Do this = Extract each line of the data and write it out again exactly.

■ ■ ■ ■ ■

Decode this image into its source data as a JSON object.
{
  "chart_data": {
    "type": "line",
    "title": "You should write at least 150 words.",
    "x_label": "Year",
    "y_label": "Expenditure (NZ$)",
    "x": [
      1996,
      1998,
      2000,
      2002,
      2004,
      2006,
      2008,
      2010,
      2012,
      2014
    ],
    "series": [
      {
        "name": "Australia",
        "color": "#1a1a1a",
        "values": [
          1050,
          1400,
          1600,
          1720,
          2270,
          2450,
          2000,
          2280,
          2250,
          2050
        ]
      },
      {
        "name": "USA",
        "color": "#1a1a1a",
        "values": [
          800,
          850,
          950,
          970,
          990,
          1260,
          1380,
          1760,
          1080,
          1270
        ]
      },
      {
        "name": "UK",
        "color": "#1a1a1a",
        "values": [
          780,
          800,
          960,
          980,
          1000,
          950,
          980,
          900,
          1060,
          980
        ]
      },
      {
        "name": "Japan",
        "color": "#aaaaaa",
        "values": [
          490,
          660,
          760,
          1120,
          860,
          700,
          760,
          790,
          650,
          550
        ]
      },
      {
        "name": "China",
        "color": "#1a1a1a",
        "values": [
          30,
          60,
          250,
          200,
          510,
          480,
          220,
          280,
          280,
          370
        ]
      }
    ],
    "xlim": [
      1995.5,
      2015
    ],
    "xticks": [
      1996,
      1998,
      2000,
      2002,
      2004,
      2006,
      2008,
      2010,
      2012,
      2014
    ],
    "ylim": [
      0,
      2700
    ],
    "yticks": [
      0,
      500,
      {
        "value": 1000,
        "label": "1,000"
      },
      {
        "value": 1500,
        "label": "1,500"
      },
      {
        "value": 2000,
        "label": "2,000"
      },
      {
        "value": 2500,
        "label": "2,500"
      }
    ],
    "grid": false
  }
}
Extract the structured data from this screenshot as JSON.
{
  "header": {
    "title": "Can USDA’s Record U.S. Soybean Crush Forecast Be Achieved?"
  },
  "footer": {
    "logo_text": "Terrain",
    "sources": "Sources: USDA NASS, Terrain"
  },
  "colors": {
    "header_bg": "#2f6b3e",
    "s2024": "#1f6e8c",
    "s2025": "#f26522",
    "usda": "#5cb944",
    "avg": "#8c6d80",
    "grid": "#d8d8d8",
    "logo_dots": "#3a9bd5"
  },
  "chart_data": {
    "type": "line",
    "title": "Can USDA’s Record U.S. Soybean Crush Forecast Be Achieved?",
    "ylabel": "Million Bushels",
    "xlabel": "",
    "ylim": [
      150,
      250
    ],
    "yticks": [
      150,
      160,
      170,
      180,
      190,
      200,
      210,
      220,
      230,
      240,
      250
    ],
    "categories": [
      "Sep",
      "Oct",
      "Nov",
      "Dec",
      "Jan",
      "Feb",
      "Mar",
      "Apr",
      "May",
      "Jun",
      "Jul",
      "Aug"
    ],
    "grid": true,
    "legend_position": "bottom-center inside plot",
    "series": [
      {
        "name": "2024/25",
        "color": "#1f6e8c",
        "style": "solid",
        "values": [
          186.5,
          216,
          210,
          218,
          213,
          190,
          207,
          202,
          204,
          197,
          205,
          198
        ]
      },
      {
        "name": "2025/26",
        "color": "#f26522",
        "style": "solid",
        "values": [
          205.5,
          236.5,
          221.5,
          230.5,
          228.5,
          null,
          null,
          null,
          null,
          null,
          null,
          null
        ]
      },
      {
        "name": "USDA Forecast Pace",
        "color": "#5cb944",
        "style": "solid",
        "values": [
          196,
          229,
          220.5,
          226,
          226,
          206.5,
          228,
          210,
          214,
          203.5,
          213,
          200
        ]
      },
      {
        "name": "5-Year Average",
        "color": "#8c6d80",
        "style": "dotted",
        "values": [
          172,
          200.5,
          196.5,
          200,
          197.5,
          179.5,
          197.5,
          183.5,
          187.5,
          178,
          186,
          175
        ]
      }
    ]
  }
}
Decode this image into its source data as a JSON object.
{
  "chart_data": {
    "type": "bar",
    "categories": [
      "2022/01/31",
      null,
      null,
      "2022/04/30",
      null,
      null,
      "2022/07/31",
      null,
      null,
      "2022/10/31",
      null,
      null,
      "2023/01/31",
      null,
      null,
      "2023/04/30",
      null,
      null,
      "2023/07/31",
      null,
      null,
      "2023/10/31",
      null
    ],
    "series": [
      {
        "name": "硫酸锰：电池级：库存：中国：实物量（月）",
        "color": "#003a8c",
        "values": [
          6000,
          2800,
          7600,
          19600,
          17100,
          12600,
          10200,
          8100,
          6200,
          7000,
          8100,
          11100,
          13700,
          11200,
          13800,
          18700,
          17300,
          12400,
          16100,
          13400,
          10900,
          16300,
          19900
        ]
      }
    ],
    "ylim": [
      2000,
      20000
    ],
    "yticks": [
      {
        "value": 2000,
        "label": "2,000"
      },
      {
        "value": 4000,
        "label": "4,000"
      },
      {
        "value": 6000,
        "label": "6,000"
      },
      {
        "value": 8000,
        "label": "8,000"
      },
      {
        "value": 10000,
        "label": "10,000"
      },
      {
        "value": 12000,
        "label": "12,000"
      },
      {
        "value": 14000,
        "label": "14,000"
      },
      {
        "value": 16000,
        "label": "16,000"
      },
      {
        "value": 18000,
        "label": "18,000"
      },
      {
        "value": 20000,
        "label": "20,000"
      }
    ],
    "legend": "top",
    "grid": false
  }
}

■ ■ ■ ■ ■

Problem solution =
Decode this image into its source data as a JSON object.
{
  "chart_data": {
    "type": "line",
    "title": "You should write at least 150 words.",
    "x_label": "Year",
    "y_label": "Expenditure (NZ$)",
    "x": [
      1996,
      1998,
      2000,
      2002,
      2004,
      2006,
      2008,
      2010,
      2012,
      2014
    ],
    "series": [
      {
        "name": "Australia",
        "color": "#1a1a1a",
        "values": [
          1050,
          1400,
          1600,
          1720,
          2270,
          2450,
          2000,
          2280,
          2250,
          2050
        ]
      },
      {
        "name": "USA",
        "color": "#1a1a1a",
        "values": [
          800,
          850,
          950,
          970,
          990,
          1260,
          1380,
          1760,
          1080,
          1270
        ]
      },
      {
        "name": "UK",
        "color": "#1a1a1a",
        "values": [
          780,
          800,
          960,
          980,
          1000,
          950,
          980,
          900,
          1060,
          980
        ]
      },
      {
        "name": "Japan",
        "color": "#aaaaaa",
        "values": [
          490,
          660,
          760,
          1120,
          860,
          700,
          760,
          790,
          650,
          550
        ]
      },
      {
        "name": "China",
        "color": "#1a1a1a",
        "values": [
          30,
          60,
          250,
          200,
          510,
          480,
          220,
          280,
          280,
          370
        ]
      }
    ],
    "xlim": [
      1995.5,
      2015
    ],
    "xticks": [
      1996,
      1998,
      2000,
      2002,
      2004,
      2006,
      2008,
      2010,
      2012,
      2014
    ],
    "ylim": [
      0,
      2700
    ],
    "yticks": [
      0,
      500,
      {
        "value": 1000,
        "label": "1,000"
      },
      {
        "value": 1500,
        "label": "1,500"
      },
      {
        "value": 2000,
        "label": "2,000"
      },
      {
        "value": 2500,
        "label": "2,500"
      }
    ],
    "grid": false
  }
}
Extract the structured data from this screenshot as JSON.
{
  "header": {
    "title": "Can USDA’s Record U.S. Soybean Crush Forecast Be Achieved?"
  },
  "footer": {
    "logo_text": "Terrain",
    "sources": "Sources: USDA NASS, Terrain"
  },
  "colors": {
    "header_bg": "#2f6b3e",
    "s2024": "#1f6e8c",
    "s2025": "#f26522",
    "usda": "#5cb944",
    "avg": "#8c6d80",
    "grid": "#d8d8d8",
    "logo_dots": "#3a9bd5"
  },
  "chart_data": {
    "type": "line",
    "title": "Can USDA’s Record U.S. Soybean Crush Forecast Be Achieved?",
    "ylabel": "Million Bushels",
    "xlabel": "",
    "ylim": [
      150,
      250
    ],
    "yticks": [
      150,
      160,
      170,
      180,
      190,
      200,
      210,
      220,
      230,
      240,
      250
    ],
    "categories": [
      "Sep",
      "Oct",
      "Nov",
      "Dec",
      "Jan",
      "Feb",
      "Mar",
      "Apr",
      "May",
      "Jun",
      "Jul",
      "Aug"
    ],
    "grid": true,
    "legend_position": "bottom-center inside plot",
    "series": [
      {
        "name": "2024/25",
        "color": "#1f6e8c",
        "style": "solid",
        "values": [
          186.5,
          216,
          210,
          218,
          213,
          190,
          207,
          202,
          204,
          197,
          205,
          198
        ]
      },
      {
        "name": "2025/26",
        "color": "#f26522",
        "style": "solid",
        "values": [
          205.5,
          236.5,
          221.5,
          230.5,
          228.5,
          null,
          null,
          null,
          null,
          null,
          null,
          null
        ]
      },
      {
        "name": "USDA Forecast Pace",
        "color": "#5cb944",
        "style": "solid",
        "values": [
          196,
          229,
          220.5,
          226,
          226,
          206.5,
          228,
          210,
          214,
          203.5,
          213,
          200
        ]
      },
      {
        "name": "5-Year Average",
        "color": "#8c6d80",
        "style": "dotted",
        "values": [
          172,
          200.5,
          196.5,
          200,
          197.5,
          179.5,
          197.5,
          183.5,
          187.5,
          178,
          186,
          175
        ]
      }
    ]
  }
}
Decode this image into its source data as a JSON object.
{
  "chart_data": {
    "type": "bar",
    "categories": [
      "2022/01/31",
      null,
      null,
      "2022/04/30",
      null,
      null,
      "2022/07/31",
      null,
      null,
      "2022/10/31",
      null,
      null,
      "2023/01/31",
      null,
      null,
      "2023/04/30",
      null,
      null,
      "2023/07/31",
      null,
      null,
      "2023/10/31",
      null
    ],
    "series": [
      {
        "name": "硫酸锰：电池级：库存：中国：实物量（月）",
        "color": "#003a8c",
        "values": [
          6000,
          2800,
          7600,
          19600,
          17100,
          12600,
          10200,
          8100,
          6200,
          7000,
          8100,
          11100,
          13700,
          11200,
          13800,
          18700,
          17300,
          12400,
          16100,
          13400,
          10900,
          16300,
          19900
        ]
      }
    ],
    "ylim": [
      2000,
      20000
    ],
    "yticks": [
      {
        "value": 2000,
        "label": "2,000"
      },
      {
        "value": 4000,
        "label": "4,000"
      },
      {
        "value": 6000,
        "label": "6,000"
      },
      {
        "value": 8000,
        "label": "8,000"
      },
      {
        "value": 10000,
        "label": "10,000"
      },
      {
        "value": 12000,
        "label": "12,000"
      },
      {
        "value": 14000,
        "label": "14,000"
      },
      {
        "value": 16000,
        "label": "16,000"
      },
      {
        "value": 18000,
        "label": "18,000"
      },
      {
        "value": 20000,
        "label": "20,000"
      }
    ],
    "legend": "top",
    "grid": false
  }
}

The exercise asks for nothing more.